Report the number of lines that hold the string "title". Leave out any other text.

▸ Data rows:
* begin *

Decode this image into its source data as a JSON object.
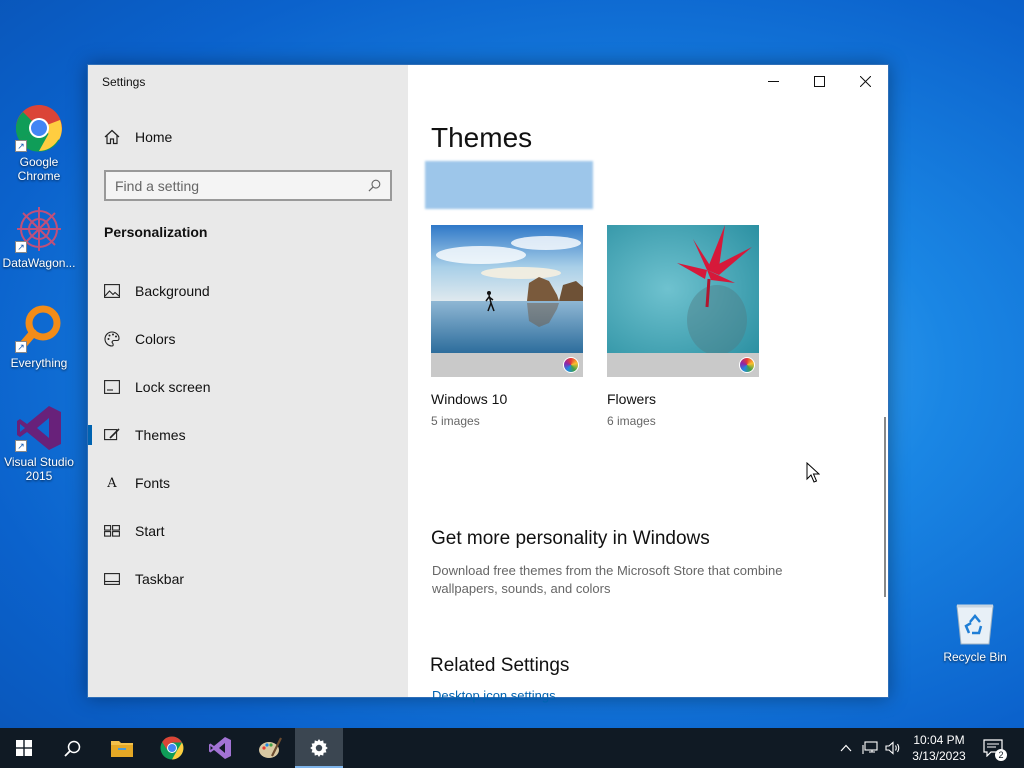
{
  "desktop": {
    "icons": [
      {
        "label_line1": "Google",
        "label_line2": "Chrome"
      },
      {
        "label_line1": "DataWagon...",
        "label_line2": ""
      },
      {
        "label_line1": "Everything",
        "label_line2": ""
      },
      {
        "label_line1": "Visual Studio",
        "label_line2": "2015"
      }
    ],
    "recycle_bin": "Recycle Bin"
  },
  "window": {
    "title": "Settings",
    "controls": [
      "minimize-icon",
      "maximize-icon",
      "close-icon"
    ]
  },
  "sidebar": {
    "home": "Home",
    "search_placeholder": "Find a setting",
    "section": "Personalization",
    "items": [
      {
        "label": "Background",
        "icon": "picture-icon"
      },
      {
        "label": "Colors",
        "icon": "palette-icon"
      },
      {
        "label": "Lock screen",
        "icon": "lock-screen-icon"
      },
      {
        "label": "Themes",
        "icon": "themes-brush-icon",
        "active": true
      },
      {
        "label": "Fonts",
        "icon": "font-icon"
      },
      {
        "label": "Start",
        "icon": "start-grid-icon"
      },
      {
        "label": "Taskbar",
        "icon": "taskbar-icon"
      }
    ]
  },
  "main": {
    "title": "Themes",
    "themes": [
      {
        "name": "Windows 10",
        "count": "5 images"
      },
      {
        "name": "Flowers",
        "count": "6 images"
      }
    ],
    "more": {
      "title": "Get more personality in Windows",
      "desc": "Download free themes from the Microsoft Store that combine wallpapers, sounds, and colors"
    },
    "related": {
      "title": "Related Settings",
      "link": "Desktop icon settings"
    }
  },
  "taskbar": {
    "apps": [
      "start-icon",
      "search-icon",
      "file-explorer-icon",
      "chrome-icon",
      "visual-studio-icon",
      "paint-icon",
      "settings-gear-icon"
    ],
    "time": "10:04 PM",
    "date": "3/13/2023",
    "notification_count": "2"
  },
  "colors": {
    "accent": "#0063b1",
    "sidebar_bg": "#e9e9e9",
    "taskbar_bg": "#101a24"
  }
}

* end *

▸ Result of the task: 4